GIVEN EXERCISE »
Leave out every picture and restate word for word the lines from the one with "Extract the structured" to the final line.

SUPPLIED RECORDS »
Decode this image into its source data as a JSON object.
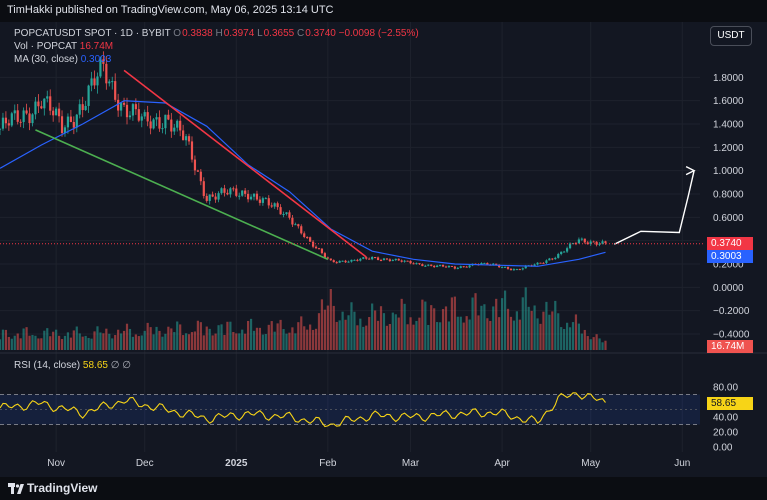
{
  "header": {
    "publisher_line": "TimHakki published on TradingView.com, May 06, 2025 13:14 UTC"
  },
  "currency_button": "USDT",
  "legend": {
    "symbol": "POPCATUSDT SPOT · 1D · BYBIT",
    "o_label": "O",
    "o_value": "0.3838",
    "h_label": "H",
    "h_value": "0.3974",
    "l_label": "L",
    "l_value": "0.3655",
    "c_label": "C",
    "c_value": "0.3740",
    "change": "−0.0098 (−2.55%)",
    "vol_label": "Vol · POPCAT",
    "vol_value": "16.74M",
    "ma_label": "MA (30, close)",
    "ma_value": "0.3003",
    "rsi_label": "RSI (14, close)",
    "rsi_value": "58.65",
    "rsi_extra": "∅ ∅"
  },
  "price_tags": {
    "last_price": "0.3740",
    "ma": "0.3003",
    "volume": "16.74M",
    "rsi": "58.65"
  },
  "footer": {
    "brand": "TradingView"
  },
  "colors": {
    "up": "#26a69a",
    "down": "#ef5350",
    "ma": "#2962ff",
    "rsi": "#f7d417",
    "resistance": "#f23645",
    "support": "#4caf50",
    "projection": "#ffffff",
    "background": "#131722"
  },
  "chart_data": {
    "type": "candlestick",
    "x_axis": {
      "tick_labels": [
        "Nov",
        "Dec",
        "2025",
        "Feb",
        "Mar",
        "Apr",
        "May",
        "Jun"
      ],
      "tick_dates": [
        "2024-11-01",
        "2024-12-01",
        "2025-01-01",
        "2025-02-01",
        "2025-03-01",
        "2025-04-01",
        "2025-05-01",
        "2025-06-01"
      ],
      "range": [
        "2024-10-13",
        "2025-06-07"
      ]
    },
    "price_axis": {
      "tick_labels": [
        "1.8000",
        "1.6000",
        "1.4000",
        "1.2000",
        "1.0000",
        "0.8000",
        "0.6000",
        "0.4000",
        "0.2000",
        "0.0000",
        "−0.2000",
        "−0.4000"
      ],
      "range": [
        -0.52,
        2.0
      ]
    },
    "rsi_axis": {
      "tick_labels": [
        "80.00",
        "60.00",
        "40.00",
        "20.00",
        "0.00"
      ],
      "range": [
        0,
        100
      ],
      "band": [
        30,
        70
      ]
    },
    "price_series": [
      {
        "date": "2024-10-13",
        "close": 1.36
      },
      {
        "date": "2024-10-20",
        "close": 1.45
      },
      {
        "date": "2024-10-27",
        "close": 1.62
      },
      {
        "date": "2024-11-03",
        "close": 1.36
      },
      {
        "date": "2024-11-10",
        "close": 1.58
      },
      {
        "date": "2024-11-17",
        "close": 1.86
      },
      {
        "date": "2024-11-24",
        "close": 1.55
      },
      {
        "date": "2024-12-01",
        "close": 1.4
      },
      {
        "date": "2024-12-08",
        "close": 1.47
      },
      {
        "date": "2024-12-15",
        "close": 1.24
      },
      {
        "date": "2024-12-22",
        "close": 0.78
      },
      {
        "date": "2024-12-29",
        "close": 0.8
      },
      {
        "date": "2025-01-05",
        "close": 0.82
      },
      {
        "date": "2025-01-12",
        "close": 0.7
      },
      {
        "date": "2025-01-19",
        "close": 0.62
      },
      {
        "date": "2025-01-26",
        "close": 0.37
      },
      {
        "date": "2025-02-02",
        "close": 0.23
      },
      {
        "date": "2025-02-09",
        "close": 0.22
      },
      {
        "date": "2025-02-16",
        "close": 0.26
      },
      {
        "date": "2025-02-23",
        "close": 0.23
      },
      {
        "date": "2025-03-02",
        "close": 0.21
      },
      {
        "date": "2025-03-09",
        "close": 0.18
      },
      {
        "date": "2025-03-16",
        "close": 0.17
      },
      {
        "date": "2025-03-23",
        "close": 0.2
      },
      {
        "date": "2025-03-30",
        "close": 0.19
      },
      {
        "date": "2025-04-06",
        "close": 0.15
      },
      {
        "date": "2025-04-13",
        "close": 0.2
      },
      {
        "date": "2025-04-20",
        "close": 0.28
      },
      {
        "date": "2025-04-27",
        "close": 0.4
      },
      {
        "date": "2025-05-04",
        "close": 0.39
      },
      {
        "date": "2025-05-06",
        "close": 0.374
      }
    ],
    "ma_series": [
      {
        "date": "2024-10-13",
        "value": 1.02
      },
      {
        "date": "2024-10-27",
        "value": 1.22
      },
      {
        "date": "2024-11-10",
        "value": 1.4
      },
      {
        "date": "2024-11-24",
        "value": 1.6
      },
      {
        "date": "2024-12-08",
        "value": 1.58
      },
      {
        "date": "2024-12-22",
        "value": 1.38
      },
      {
        "date": "2025-01-05",
        "value": 1.05
      },
      {
        "date": "2025-01-19",
        "value": 0.82
      },
      {
        "date": "2025-02-02",
        "value": 0.5
      },
      {
        "date": "2025-02-16",
        "value": 0.31
      },
      {
        "date": "2025-03-02",
        "value": 0.24
      },
      {
        "date": "2025-03-16",
        "value": 0.2
      },
      {
        "date": "2025-03-30",
        "value": 0.19
      },
      {
        "date": "2025-04-13",
        "value": 0.18
      },
      {
        "date": "2025-04-27",
        "value": 0.24
      },
      {
        "date": "2025-05-06",
        "value": 0.3003
      }
    ],
    "rsi_series": [
      {
        "date": "2024-10-13",
        "value": 52
      },
      {
        "date": "2024-10-27",
        "value": 58
      },
      {
        "date": "2024-11-10",
        "value": 45
      },
      {
        "date": "2024-11-24",
        "value": 62
      },
      {
        "date": "2024-12-08",
        "value": 50
      },
      {
        "date": "2024-12-22",
        "value": 38
      },
      {
        "date": "2025-01-05",
        "value": 44
      },
      {
        "date": "2025-01-19",
        "value": 40
      },
      {
        "date": "2025-02-02",
        "value": 30
      },
      {
        "date": "2025-02-16",
        "value": 42
      },
      {
        "date": "2025-03-02",
        "value": 40
      },
      {
        "date": "2025-03-16",
        "value": 44
      },
      {
        "date": "2025-03-30",
        "value": 46
      },
      {
        "date": "2025-04-13",
        "value": 33
      },
      {
        "date": "2025-04-20",
        "value": 64
      },
      {
        "date": "2025-04-27",
        "value": 72
      },
      {
        "date": "2025-05-06",
        "value": 58.65
      }
    ],
    "volume_series": [
      {
        "date": "2024-11-10",
        "value": 0.35
      },
      {
        "date": "2024-12-15",
        "value": 0.45
      },
      {
        "date": "2025-01-25",
        "value": 0.5
      },
      {
        "date": "2025-02-02",
        "value": 1.0
      },
      {
        "date": "2025-02-08",
        "value": 0.7
      },
      {
        "date": "2025-04-08",
        "value": 0.95
      },
      {
        "date": "2025-04-20",
        "value": 0.75
      },
      {
        "date": "2025-05-06",
        "value": 0.15
      }
    ],
    "trendlines": [
      {
        "name": "resistance",
        "from": {
          "date": "2024-11-24",
          "price": 1.86
        },
        "to": {
          "date": "2025-02-14",
          "price": 0.26
        }
      },
      {
        "name": "support",
        "from": {
          "date": "2024-10-25",
          "price": 1.35
        },
        "to": {
          "date": "2025-02-01",
          "price": 0.24
        }
      }
    ],
    "projection": [
      {
        "date": "2025-05-09",
        "price": 0.37
      },
      {
        "date": "2025-05-18",
        "price": 0.48
      },
      {
        "date": "2025-05-31",
        "price": 0.47
      },
      {
        "date": "2025-06-03",
        "price": 0.78
      },
      {
        "date": "2025-06-05",
        "price": 1.0
      }
    ]
  }
}
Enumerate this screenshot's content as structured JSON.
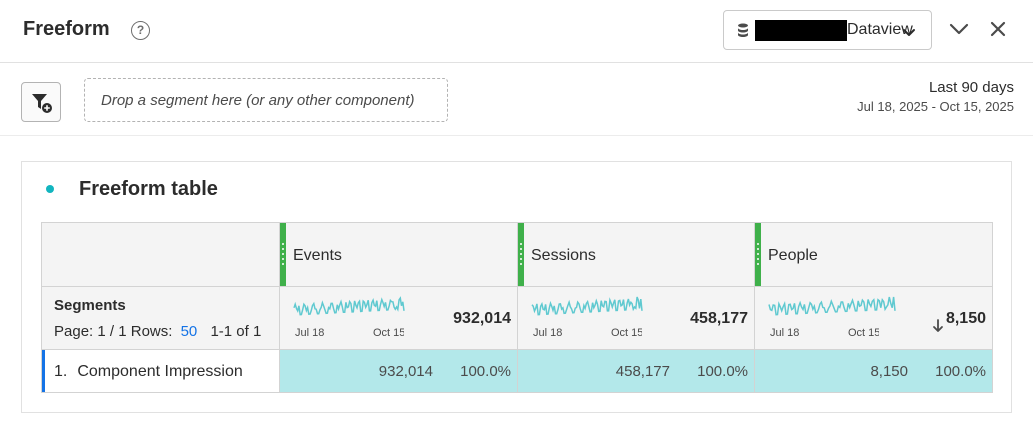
{
  "header": {
    "title": "Freeform",
    "help_glyph": "?",
    "dataview_label": "Dataview",
    "icons": [
      "database-icon",
      "chevron-down-icon",
      "collapse-icon",
      "close-icon"
    ]
  },
  "toolbar": {
    "dropzone_text": "Drop a segment here (or any other component)",
    "date_label": "Last 90 days",
    "date_range": "Jul 18, 2025 - Oct 15, 2025"
  },
  "panel": {
    "title": "Freeform table",
    "accent_color": "#12b5bf"
  },
  "table": {
    "dimension_label": "Segments",
    "pager": {
      "page": "Page: 1 / 1",
      "rows_label": "Rows:",
      "rows_value": "50",
      "range": "1-1 of 1"
    },
    "columns": [
      {
        "name": "Events",
        "total": "932,014",
        "spark_start": "Jul 18",
        "spark_end": "Oct 15"
      },
      {
        "name": "Sessions",
        "total": "458,177",
        "spark_start": "Jul 18",
        "spark_end": "Oct 15"
      },
      {
        "name": "People",
        "total": "8,150",
        "spark_start": "Jul 18",
        "spark_end": "Oct 15",
        "sorted": "descending"
      }
    ],
    "rows": [
      {
        "index": "1.",
        "label": "Component Impression",
        "cells": [
          {
            "value": "932,014",
            "pct": "100.0%"
          },
          {
            "value": "458,177",
            "pct": "100.0%"
          },
          {
            "value": "8,150",
            "pct": "100.0%"
          }
        ]
      }
    ],
    "colors": {
      "metric_bar": "#3fb04a",
      "cell_fill": "#b3e8ea",
      "sparkline": "#5fc9d0",
      "row_accent": "#1473e6"
    }
  }
}
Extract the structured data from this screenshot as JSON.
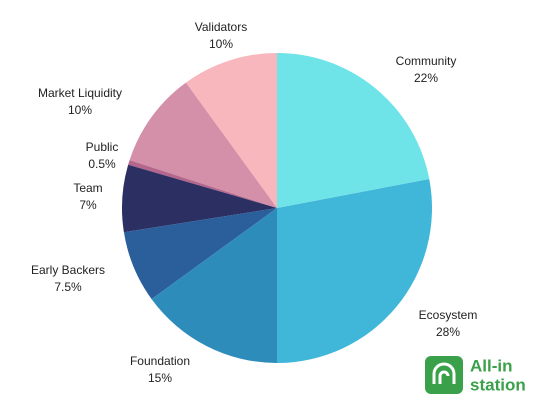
{
  "chart_data": {
    "type": "pie",
    "categories": [
      "Community",
      "Ecosystem",
      "Foundation",
      "Early Backers",
      "Team",
      "Public",
      "Market Liquidity",
      "Validators"
    ],
    "values": [
      22,
      28,
      15,
      7.5,
      7,
      0.5,
      10,
      10
    ],
    "value_labels": [
      "22%",
      "28%",
      "15%",
      "7.5%",
      "7%",
      "0.5%",
      "10%",
      "10%"
    ],
    "colors": [
      "#6ee4e8",
      "#40b6d8",
      "#2e8cbb",
      "#2b5f9b",
      "#2b2f62",
      "#b5668c",
      "#d48fa9",
      "#f8b6bd"
    ]
  },
  "logo": {
    "line1": "All-in",
    "line2": "station"
  }
}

THE RESULT »
Extract the structured data from this screenshot as JSON.
{
  "chart_data": {
    "type": "pie",
    "categories": [
      "Community",
      "Ecosystem",
      "Foundation",
      "Early Backers",
      "Team",
      "Public",
      "Market Liquidity",
      "Validators"
    ],
    "values": [
      22,
      28,
      15,
      7.5,
      7,
      0.5,
      10,
      10
    ],
    "value_labels": [
      "22%",
      "28%",
      "15%",
      "7.5%",
      "7%",
      "0.5%",
      "10%",
      "10%"
    ],
    "colors": [
      "#6ee4e8",
      "#40b6d8",
      "#2e8cbb",
      "#2b5f9b",
      "#2b2f62",
      "#b5668c",
      "#d48fa9",
      "#f8b6bd"
    ]
  },
  "logo": {
    "line1": "All-in",
    "line2": "station"
  }
}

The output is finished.